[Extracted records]
--

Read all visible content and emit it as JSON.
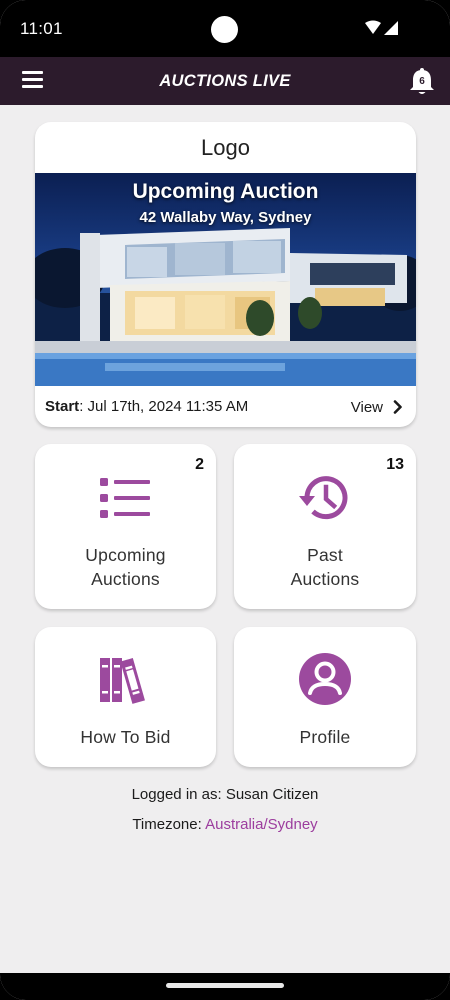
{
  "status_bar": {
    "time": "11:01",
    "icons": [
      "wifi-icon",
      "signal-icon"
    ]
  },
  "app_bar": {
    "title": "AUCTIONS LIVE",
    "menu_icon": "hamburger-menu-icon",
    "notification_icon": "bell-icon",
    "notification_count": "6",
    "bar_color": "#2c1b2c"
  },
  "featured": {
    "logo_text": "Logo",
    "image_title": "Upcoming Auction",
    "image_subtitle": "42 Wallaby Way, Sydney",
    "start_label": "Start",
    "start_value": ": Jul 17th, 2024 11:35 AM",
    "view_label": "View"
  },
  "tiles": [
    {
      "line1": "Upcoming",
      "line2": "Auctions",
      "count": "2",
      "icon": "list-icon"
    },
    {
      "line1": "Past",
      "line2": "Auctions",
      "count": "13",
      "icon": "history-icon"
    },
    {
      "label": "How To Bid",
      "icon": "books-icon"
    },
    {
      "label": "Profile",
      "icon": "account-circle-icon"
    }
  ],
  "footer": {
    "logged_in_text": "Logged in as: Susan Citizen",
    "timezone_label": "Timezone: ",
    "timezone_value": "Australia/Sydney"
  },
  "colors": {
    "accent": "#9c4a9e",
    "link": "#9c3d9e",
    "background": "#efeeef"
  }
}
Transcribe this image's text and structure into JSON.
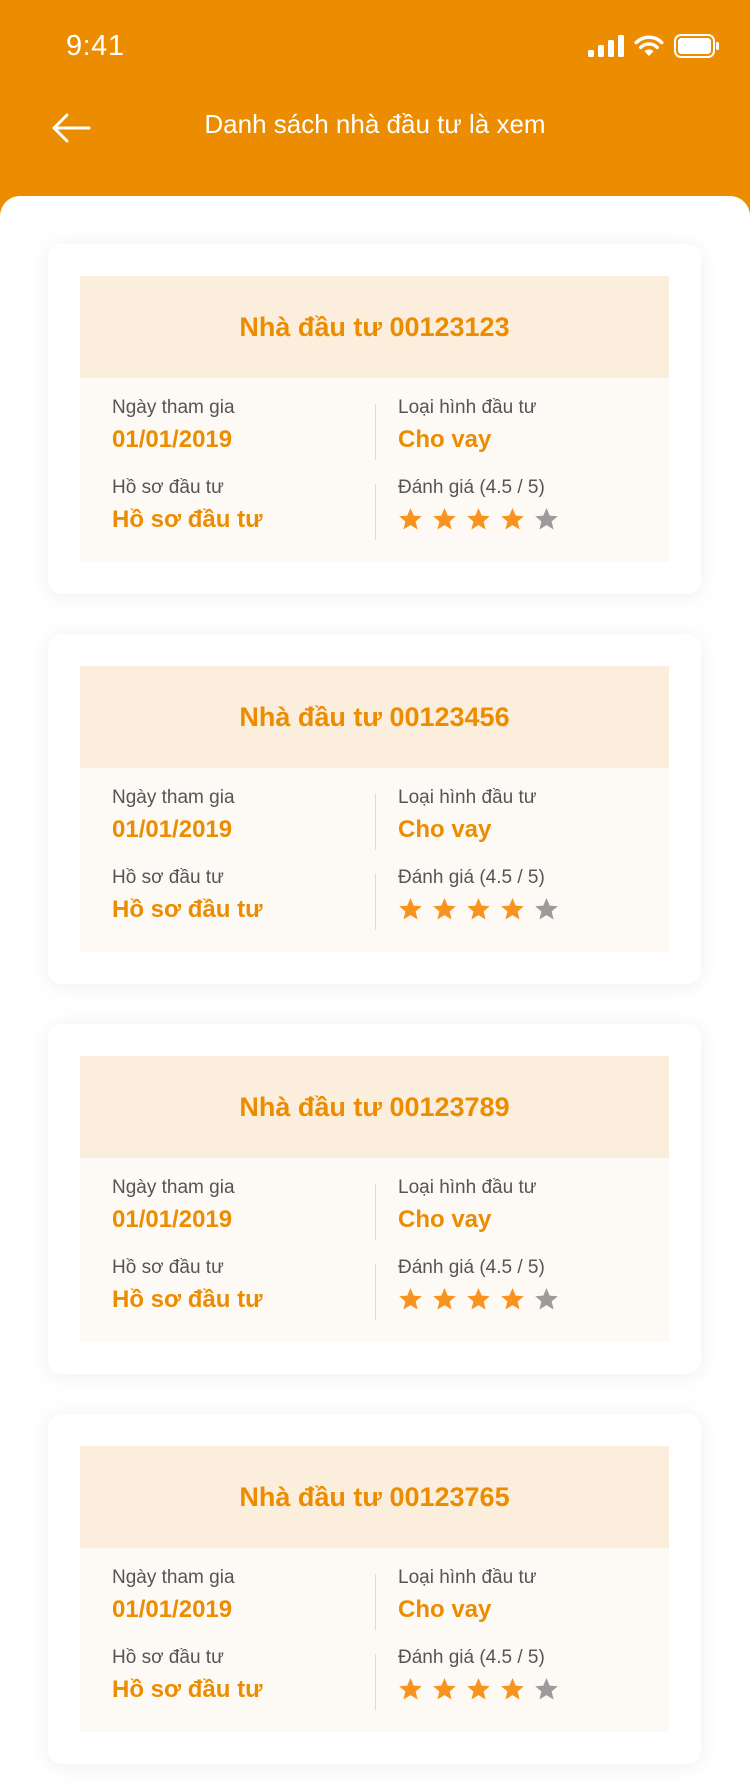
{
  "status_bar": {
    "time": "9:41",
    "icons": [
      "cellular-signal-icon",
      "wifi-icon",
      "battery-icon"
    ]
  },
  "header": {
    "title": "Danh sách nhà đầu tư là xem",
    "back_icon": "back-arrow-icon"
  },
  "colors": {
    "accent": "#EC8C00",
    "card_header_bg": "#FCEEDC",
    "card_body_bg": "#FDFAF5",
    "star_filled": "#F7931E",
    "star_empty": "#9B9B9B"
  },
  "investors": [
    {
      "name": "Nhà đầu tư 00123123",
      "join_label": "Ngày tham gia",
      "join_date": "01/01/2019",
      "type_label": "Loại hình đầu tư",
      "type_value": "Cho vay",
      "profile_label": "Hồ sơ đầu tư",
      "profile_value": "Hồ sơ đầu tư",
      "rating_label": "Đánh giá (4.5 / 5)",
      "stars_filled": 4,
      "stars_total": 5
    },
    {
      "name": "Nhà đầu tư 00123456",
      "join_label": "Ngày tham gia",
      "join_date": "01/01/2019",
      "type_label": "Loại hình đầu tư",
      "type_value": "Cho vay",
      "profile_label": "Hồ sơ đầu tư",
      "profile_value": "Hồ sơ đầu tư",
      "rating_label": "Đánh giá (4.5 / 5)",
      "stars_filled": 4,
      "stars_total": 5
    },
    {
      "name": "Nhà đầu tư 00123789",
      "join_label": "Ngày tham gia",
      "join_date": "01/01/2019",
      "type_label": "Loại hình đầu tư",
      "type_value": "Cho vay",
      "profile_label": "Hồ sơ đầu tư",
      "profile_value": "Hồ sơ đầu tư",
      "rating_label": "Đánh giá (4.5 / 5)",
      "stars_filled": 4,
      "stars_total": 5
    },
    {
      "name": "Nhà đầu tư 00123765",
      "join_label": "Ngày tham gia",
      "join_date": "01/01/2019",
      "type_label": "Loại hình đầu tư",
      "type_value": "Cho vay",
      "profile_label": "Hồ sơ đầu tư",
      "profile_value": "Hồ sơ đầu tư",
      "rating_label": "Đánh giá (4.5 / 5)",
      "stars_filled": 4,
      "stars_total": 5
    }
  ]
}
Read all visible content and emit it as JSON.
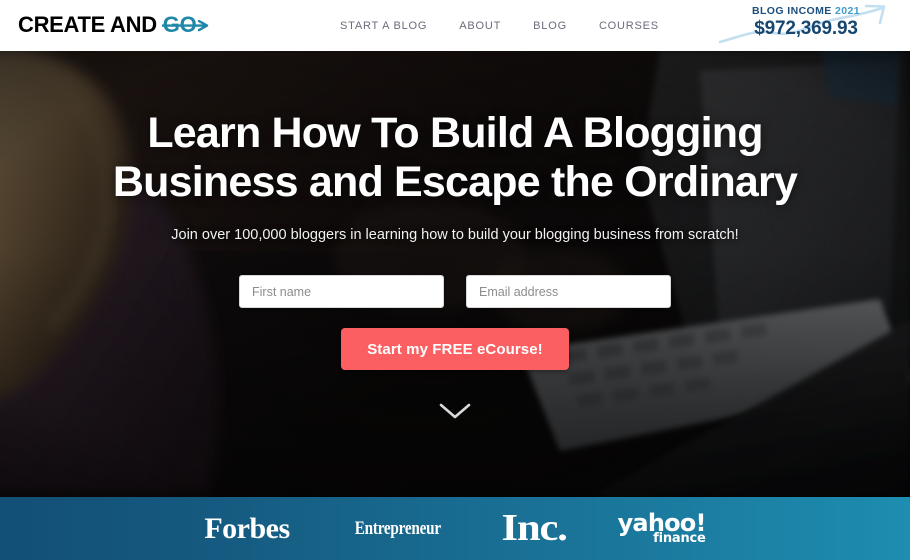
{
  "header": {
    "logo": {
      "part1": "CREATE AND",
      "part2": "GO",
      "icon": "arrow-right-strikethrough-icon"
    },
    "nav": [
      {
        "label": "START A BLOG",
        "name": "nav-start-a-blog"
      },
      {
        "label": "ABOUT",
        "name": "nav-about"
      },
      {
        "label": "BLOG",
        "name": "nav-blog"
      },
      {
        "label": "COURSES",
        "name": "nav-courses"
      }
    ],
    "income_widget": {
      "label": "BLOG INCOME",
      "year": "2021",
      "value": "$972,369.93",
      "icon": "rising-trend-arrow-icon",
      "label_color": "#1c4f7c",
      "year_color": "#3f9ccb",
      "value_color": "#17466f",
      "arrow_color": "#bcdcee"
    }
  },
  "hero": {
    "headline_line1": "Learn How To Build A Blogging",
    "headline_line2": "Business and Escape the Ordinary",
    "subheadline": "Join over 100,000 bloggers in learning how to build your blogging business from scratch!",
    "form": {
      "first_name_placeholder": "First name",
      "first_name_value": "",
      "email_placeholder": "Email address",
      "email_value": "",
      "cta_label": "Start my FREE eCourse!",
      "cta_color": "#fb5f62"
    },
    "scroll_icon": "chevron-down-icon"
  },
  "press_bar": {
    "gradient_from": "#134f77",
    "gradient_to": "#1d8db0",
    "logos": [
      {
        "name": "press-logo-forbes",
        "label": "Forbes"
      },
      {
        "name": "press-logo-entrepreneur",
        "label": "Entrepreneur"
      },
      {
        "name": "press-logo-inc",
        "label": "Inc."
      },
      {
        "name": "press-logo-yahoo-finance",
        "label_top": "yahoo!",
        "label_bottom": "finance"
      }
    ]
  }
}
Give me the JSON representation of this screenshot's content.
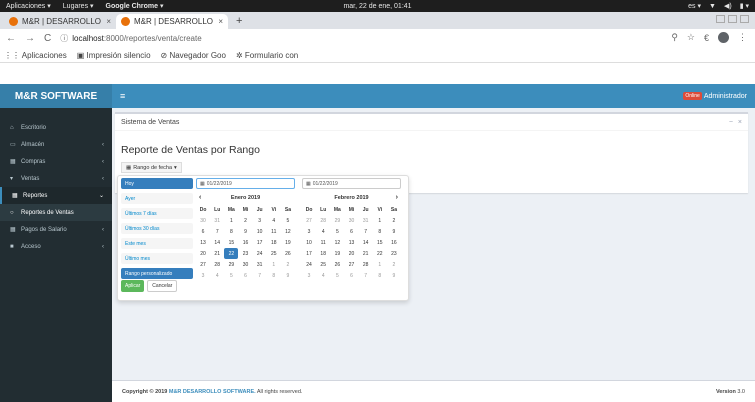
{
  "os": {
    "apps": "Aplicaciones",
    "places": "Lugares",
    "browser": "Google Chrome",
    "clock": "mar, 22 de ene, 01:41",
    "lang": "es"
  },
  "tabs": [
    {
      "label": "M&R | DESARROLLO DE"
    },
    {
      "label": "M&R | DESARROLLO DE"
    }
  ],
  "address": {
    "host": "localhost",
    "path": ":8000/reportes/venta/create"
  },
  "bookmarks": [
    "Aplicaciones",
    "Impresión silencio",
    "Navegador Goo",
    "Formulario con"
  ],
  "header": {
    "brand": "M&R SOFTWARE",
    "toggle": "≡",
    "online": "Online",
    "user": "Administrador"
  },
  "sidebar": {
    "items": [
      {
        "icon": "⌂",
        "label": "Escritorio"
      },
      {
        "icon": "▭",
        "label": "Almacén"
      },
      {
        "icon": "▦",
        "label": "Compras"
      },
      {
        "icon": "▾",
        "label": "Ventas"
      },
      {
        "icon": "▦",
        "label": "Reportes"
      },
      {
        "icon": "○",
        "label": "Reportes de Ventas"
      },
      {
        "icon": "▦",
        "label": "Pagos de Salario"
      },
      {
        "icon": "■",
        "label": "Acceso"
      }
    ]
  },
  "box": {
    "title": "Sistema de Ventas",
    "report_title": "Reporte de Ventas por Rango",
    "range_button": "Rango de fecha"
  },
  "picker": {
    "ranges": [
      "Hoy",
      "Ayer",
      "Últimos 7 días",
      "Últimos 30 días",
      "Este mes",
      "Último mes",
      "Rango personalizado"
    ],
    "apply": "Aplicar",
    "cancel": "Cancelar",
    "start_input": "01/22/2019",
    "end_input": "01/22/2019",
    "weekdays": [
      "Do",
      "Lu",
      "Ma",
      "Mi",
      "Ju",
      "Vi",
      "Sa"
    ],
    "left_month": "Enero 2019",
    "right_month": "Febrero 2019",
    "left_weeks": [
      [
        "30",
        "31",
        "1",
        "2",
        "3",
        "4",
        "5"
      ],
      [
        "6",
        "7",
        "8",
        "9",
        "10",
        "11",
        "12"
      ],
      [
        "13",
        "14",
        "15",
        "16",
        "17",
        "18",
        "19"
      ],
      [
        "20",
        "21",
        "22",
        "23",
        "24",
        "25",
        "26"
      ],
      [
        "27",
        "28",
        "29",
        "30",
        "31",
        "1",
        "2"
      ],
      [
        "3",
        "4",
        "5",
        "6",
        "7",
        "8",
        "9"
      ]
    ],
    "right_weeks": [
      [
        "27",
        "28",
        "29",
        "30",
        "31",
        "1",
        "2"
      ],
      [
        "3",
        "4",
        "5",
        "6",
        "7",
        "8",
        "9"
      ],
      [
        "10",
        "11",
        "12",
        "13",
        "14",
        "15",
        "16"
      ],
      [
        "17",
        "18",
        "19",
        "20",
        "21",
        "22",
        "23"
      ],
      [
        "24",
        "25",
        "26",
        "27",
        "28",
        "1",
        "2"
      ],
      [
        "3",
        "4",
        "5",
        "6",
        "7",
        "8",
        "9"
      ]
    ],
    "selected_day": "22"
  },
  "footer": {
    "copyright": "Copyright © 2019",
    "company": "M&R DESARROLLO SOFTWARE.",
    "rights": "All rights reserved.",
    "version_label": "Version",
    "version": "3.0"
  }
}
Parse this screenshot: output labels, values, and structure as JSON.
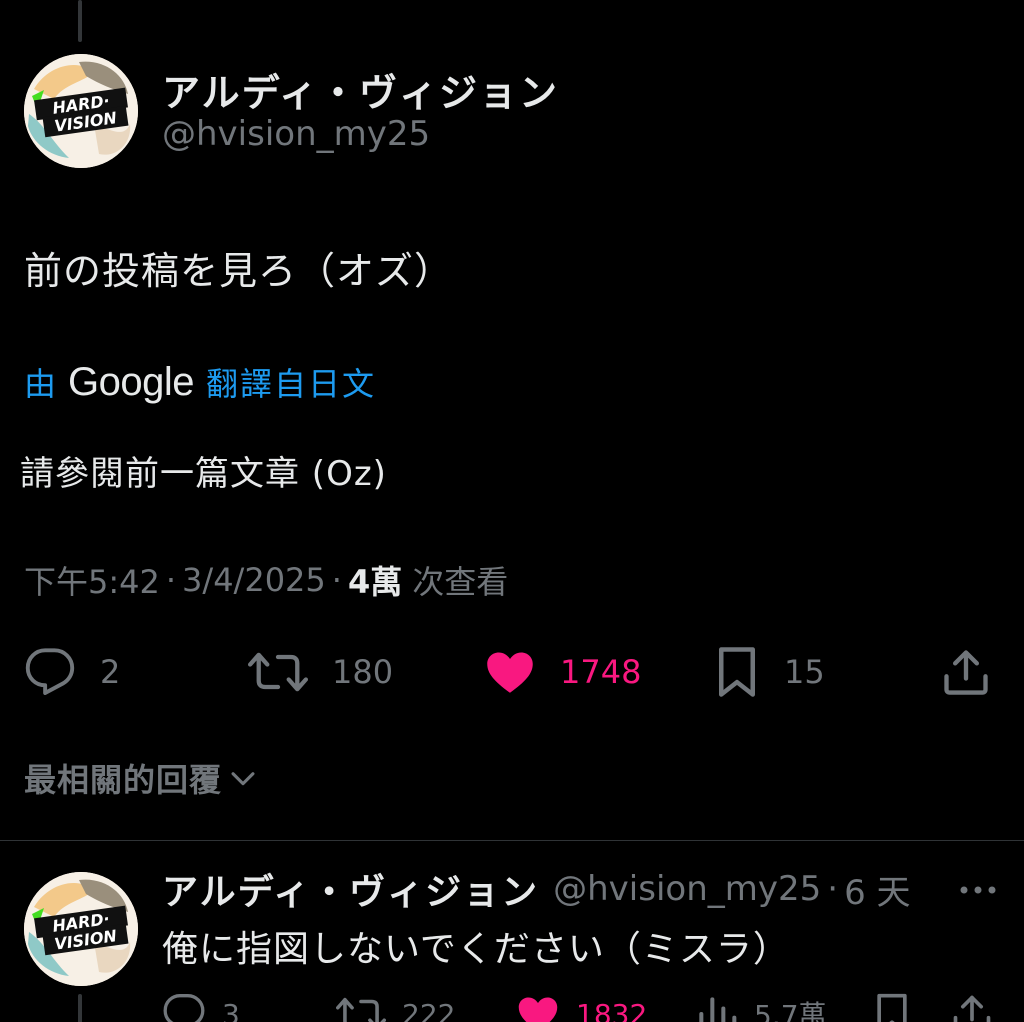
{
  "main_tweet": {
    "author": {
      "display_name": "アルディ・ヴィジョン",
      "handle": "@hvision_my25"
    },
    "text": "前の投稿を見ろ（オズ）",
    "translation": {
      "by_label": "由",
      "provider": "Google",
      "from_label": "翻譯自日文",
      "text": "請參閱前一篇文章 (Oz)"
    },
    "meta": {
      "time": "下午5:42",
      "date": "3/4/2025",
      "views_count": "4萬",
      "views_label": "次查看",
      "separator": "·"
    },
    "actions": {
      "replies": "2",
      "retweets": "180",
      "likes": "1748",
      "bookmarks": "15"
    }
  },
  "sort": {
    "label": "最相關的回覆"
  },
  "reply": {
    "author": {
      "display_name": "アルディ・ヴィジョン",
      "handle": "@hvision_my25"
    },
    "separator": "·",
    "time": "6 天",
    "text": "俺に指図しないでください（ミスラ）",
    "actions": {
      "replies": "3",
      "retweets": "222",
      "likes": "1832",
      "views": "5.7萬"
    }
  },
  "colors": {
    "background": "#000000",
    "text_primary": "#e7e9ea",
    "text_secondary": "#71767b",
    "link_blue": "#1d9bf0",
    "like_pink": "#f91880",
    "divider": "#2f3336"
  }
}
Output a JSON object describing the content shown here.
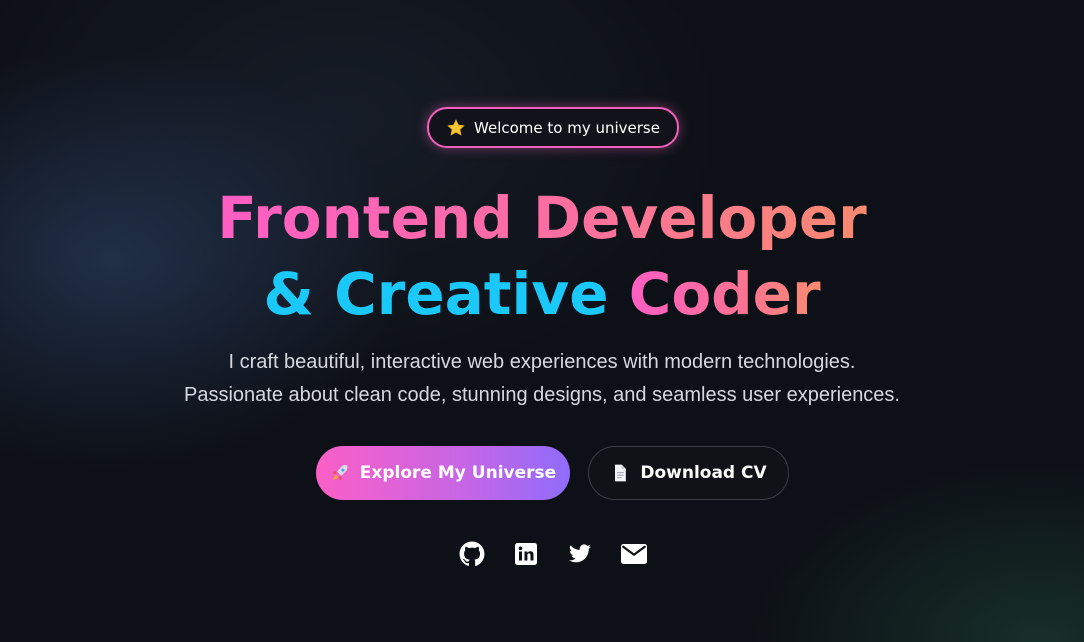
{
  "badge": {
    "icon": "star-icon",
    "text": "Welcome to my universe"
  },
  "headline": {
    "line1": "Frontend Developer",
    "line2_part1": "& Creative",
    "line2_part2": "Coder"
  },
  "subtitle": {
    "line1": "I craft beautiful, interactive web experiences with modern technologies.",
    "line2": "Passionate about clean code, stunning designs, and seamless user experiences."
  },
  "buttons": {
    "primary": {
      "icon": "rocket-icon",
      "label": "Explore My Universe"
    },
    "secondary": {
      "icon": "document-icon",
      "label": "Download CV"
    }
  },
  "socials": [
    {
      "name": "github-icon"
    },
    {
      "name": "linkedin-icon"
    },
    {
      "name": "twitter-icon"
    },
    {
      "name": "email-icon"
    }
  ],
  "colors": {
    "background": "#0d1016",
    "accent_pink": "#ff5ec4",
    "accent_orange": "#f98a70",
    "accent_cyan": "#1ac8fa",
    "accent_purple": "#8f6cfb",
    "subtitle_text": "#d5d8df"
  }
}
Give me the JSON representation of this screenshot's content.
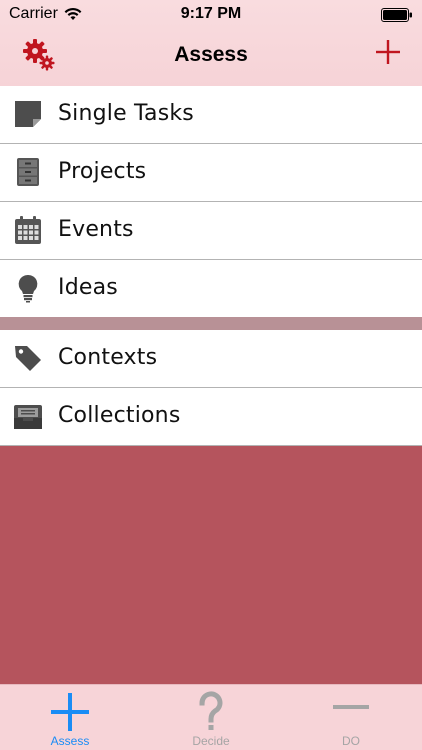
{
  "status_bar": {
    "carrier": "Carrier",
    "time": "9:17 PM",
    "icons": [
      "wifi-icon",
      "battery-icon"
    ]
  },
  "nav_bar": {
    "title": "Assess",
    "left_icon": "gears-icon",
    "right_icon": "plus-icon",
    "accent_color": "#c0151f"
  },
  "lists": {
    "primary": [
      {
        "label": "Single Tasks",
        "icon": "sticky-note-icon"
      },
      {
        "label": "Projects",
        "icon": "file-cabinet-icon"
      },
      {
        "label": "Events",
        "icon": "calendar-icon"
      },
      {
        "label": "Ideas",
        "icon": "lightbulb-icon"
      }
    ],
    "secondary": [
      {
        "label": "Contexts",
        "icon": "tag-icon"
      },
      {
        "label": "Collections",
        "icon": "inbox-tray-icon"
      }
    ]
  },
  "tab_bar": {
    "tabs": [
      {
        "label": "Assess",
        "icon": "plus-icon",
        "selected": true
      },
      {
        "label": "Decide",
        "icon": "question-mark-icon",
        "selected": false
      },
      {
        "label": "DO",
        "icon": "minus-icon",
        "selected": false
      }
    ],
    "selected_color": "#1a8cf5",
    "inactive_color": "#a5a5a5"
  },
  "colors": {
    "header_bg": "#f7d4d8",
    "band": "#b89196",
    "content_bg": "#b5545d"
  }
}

--

• [EXERCISE DESCRIPTION]: Copy down every line of the entries containing the word "Rango".

• [SOLUTION TO THIS EXERCISE]:
    "report_title": "Reporte de Ventas por Rango",
    "range_button": "Rango de fecha"
      "Rango personalizado"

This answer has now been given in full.